***** Data for this task
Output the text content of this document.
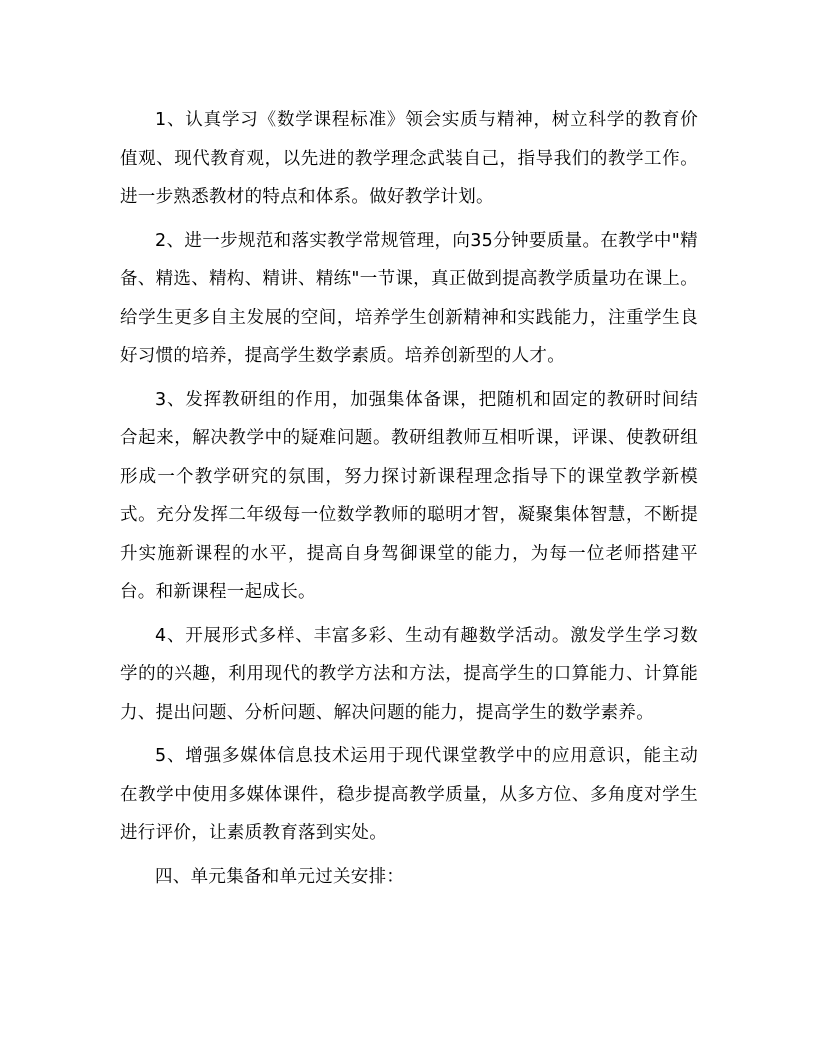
1、认真学习《数学课程标准》领会实质与精神，树立科学的教育价值观、现代教育观，以先进的教学理念武装自己，指导我们的教学工作。进一步熟悉教材的特点和体系。做好教学计划。

2、进一步规范和落实教学常规管理，向35分钟要质量。在教学中"精备、精选、精构、精讲、精练"一节课，真正做到提高教学质量功在课上。给学生更多自主发展的空间，培养学生创新精神和实践能力，注重学生良好习惯的培养，提高学生数学素质。培养创新型的人才。

3、发挥教研组的作用，加强集体备课，把随机和固定的教研时间结合起来，解决教学中的疑难问题。教研组教师互相听课，评课、使教研组形成一个教学研究的氛围，努力探讨新课程理念指导下的课堂教学新模式。充分发挥二年级每一位数学教师的聪明才智，凝聚集体智慧，不断提升实施新课程的水平，提高自身驾御课堂的能力，为每一位老师搭建平台。和新课程一起成长。

4、开展形式多样、丰富多彩、生动有趣数学活动。激发学生学习数学的的兴趣，利用现代的教学方法和方法，提高学生的口算能力、计算能力、提出问题、分析问题、解决问题的能力，提高学生的数学素养。

5、增强多媒体信息技术运用于现代课堂教学中的应用意识，能主动在教学中使用多媒体课件，稳步提高教学质量，从多方位、多角度对学生进行评价，让素质教育落到实处。

四、单元集备和单元过关安排：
**********
Give all the entries again exactly, dropping each picture.

Output the text content of this document.
1、认真学习《数学课程标准》领会实质与精神，树立科学的教育价值观、现代教育观，以先进的教学理念武装自己，指导我们的教学工作。进一步熟悉教材的特点和体系。做好教学计划。

2、进一步规范和落实教学常规管理，向35分钟要质量。在教学中"精备、精选、精构、精讲、精练"一节课，真正做到提高教学质量功在课上。给学生更多自主发展的空间，培养学生创新精神和实践能力，注重学生良好习惯的培养，提高学生数学素质。培养创新型的人才。

3、发挥教研组的作用，加强集体备课，把随机和固定的教研时间结合起来，解决教学中的疑难问题。教研组教师互相听课，评课、使教研组形成一个教学研究的氛围，努力探讨新课程理念指导下的课堂教学新模式。充分发挥二年级每一位数学教师的聪明才智，凝聚集体智慧，不断提升实施新课程的水平，提高自身驾御课堂的能力，为每一位老师搭建平台。和新课程一起成长。

4、开展形式多样、丰富多彩、生动有趣数学活动。激发学生学习数学的的兴趣，利用现代的教学方法和方法，提高学生的口算能力、计算能力、提出问题、分析问题、解决问题的能力，提高学生的数学素养。

5、增强多媒体信息技术运用于现代课堂教学中的应用意识，能主动在教学中使用多媒体课件，稳步提高教学质量，从多方位、多角度对学生进行评价，让素质教育落到实处。

四、单元集备和单元过关安排：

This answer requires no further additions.